§ Task details:
Pick out every line holding the string "generalization" and copy it.

§ Dataset excerpts:
++++

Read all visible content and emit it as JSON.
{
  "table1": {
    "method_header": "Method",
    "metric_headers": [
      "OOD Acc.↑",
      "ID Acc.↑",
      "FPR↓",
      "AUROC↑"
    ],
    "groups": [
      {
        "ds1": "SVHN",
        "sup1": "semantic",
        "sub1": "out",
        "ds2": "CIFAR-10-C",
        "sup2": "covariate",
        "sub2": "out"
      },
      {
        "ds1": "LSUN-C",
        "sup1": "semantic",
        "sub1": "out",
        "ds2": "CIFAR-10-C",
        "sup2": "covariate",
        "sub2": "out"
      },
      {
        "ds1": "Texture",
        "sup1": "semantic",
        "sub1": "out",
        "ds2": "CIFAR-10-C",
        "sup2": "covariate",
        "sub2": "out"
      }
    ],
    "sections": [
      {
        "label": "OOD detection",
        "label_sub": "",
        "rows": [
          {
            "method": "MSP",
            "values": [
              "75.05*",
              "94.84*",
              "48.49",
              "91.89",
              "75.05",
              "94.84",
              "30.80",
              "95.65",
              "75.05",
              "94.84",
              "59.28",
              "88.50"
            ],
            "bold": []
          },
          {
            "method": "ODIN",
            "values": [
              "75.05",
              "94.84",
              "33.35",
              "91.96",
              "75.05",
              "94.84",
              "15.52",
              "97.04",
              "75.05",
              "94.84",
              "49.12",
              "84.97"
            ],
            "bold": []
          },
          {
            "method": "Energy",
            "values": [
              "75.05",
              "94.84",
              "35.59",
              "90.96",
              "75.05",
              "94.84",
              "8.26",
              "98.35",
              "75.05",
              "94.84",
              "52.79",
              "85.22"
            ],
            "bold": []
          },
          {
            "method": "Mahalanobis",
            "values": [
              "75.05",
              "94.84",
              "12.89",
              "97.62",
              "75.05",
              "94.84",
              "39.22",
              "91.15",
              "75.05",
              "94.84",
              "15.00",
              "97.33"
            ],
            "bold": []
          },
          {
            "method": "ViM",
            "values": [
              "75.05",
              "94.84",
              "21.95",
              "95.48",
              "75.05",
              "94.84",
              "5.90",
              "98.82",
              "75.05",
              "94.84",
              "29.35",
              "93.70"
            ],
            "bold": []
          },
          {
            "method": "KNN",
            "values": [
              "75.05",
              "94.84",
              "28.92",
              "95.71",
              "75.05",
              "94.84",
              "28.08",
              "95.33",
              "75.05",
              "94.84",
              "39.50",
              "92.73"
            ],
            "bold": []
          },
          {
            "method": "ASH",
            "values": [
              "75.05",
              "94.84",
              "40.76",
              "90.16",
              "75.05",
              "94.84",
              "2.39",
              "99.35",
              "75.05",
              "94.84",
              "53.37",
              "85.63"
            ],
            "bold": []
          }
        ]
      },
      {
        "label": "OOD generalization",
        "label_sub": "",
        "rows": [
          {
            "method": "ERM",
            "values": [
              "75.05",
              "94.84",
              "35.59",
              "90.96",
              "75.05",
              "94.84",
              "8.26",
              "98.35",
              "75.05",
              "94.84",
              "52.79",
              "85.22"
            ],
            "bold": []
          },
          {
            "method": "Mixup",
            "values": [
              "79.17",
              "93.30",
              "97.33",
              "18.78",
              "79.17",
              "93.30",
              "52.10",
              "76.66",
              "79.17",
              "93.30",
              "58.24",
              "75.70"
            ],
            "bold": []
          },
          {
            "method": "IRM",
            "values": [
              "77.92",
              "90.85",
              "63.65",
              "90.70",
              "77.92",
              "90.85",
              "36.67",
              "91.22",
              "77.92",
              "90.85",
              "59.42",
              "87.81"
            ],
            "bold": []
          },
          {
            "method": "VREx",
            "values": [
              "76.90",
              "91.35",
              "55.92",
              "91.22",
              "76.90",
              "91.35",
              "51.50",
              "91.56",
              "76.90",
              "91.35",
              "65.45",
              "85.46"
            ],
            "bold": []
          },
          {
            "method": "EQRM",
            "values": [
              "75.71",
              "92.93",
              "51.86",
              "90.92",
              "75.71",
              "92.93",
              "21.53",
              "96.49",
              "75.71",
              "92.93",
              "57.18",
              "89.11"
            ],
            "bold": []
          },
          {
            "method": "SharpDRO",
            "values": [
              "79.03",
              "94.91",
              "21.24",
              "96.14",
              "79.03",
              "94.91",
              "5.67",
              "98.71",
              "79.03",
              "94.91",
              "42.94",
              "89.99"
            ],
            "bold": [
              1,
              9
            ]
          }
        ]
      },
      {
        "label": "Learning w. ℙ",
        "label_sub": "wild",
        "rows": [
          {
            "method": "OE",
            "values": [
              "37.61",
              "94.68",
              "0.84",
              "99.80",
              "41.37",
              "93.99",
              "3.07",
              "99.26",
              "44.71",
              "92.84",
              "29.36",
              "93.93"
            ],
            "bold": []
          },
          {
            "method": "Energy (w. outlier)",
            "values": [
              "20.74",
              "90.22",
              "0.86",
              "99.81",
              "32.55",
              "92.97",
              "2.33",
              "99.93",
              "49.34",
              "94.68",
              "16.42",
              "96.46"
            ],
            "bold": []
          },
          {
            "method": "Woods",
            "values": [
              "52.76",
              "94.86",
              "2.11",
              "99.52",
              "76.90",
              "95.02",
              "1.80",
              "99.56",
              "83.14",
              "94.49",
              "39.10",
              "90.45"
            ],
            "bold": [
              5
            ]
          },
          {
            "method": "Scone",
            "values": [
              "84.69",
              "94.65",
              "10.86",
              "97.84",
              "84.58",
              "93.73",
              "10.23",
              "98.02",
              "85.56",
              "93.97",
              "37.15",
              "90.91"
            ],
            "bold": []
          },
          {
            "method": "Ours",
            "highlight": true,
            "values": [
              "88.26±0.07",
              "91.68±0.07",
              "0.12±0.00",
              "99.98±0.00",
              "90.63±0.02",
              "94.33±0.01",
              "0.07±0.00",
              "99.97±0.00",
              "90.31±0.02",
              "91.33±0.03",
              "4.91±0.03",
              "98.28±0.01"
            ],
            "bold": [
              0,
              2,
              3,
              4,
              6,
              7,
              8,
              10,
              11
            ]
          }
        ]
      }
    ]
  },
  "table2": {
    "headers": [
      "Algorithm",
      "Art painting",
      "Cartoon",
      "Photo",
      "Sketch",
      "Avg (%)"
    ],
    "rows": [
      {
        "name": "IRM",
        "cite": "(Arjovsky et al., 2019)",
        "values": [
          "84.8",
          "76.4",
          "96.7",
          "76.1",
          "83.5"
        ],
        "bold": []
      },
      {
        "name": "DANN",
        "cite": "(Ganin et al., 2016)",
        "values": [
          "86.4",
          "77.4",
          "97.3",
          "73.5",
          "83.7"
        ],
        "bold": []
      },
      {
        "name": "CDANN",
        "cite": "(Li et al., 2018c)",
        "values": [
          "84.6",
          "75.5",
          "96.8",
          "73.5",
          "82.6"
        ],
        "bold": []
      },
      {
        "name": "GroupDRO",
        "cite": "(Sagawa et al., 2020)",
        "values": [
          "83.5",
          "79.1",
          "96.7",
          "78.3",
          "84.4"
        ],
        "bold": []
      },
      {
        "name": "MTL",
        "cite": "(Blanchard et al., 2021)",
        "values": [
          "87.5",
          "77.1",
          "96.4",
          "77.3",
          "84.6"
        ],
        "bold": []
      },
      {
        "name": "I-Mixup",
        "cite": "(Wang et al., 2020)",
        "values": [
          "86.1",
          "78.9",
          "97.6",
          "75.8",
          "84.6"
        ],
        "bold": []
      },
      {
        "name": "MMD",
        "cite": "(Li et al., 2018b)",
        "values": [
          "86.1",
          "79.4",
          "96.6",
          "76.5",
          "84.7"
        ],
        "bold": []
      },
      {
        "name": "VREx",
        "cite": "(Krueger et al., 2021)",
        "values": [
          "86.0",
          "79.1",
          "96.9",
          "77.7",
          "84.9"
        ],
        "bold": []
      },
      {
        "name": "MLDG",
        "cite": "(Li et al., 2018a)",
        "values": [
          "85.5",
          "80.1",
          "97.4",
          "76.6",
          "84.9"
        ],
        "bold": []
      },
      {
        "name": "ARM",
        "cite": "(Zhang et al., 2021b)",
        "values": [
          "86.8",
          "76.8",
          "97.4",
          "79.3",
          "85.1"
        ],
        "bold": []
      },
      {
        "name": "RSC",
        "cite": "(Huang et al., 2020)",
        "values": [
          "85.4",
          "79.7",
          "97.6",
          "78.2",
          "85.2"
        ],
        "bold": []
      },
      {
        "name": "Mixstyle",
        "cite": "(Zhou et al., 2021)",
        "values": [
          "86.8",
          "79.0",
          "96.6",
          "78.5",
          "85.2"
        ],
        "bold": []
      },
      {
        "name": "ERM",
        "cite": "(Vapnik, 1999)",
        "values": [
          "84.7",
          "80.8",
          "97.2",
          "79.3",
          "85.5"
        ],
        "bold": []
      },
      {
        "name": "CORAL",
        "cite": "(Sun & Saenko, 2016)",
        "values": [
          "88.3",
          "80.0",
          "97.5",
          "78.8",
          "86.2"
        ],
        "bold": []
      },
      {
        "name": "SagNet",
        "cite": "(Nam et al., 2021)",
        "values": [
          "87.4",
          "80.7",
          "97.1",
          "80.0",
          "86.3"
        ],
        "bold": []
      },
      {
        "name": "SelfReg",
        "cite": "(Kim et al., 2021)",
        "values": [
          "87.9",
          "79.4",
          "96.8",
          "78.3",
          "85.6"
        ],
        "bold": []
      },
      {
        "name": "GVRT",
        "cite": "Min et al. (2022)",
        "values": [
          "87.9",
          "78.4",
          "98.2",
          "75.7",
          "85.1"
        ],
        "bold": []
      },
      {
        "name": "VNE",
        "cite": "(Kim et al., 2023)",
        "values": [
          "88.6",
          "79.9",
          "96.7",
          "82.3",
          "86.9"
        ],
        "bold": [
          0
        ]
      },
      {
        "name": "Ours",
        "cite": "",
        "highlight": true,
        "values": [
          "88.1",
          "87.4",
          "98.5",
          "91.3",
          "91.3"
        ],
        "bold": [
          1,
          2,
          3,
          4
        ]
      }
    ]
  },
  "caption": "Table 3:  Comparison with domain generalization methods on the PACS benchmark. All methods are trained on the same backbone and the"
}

++++

§ Task answer:
        "label": "OOD generalization",
  "caption": "Table 3:  Comparison with domain generalization methods on the PACS benchmark. All methods are trained on the same backbone and the"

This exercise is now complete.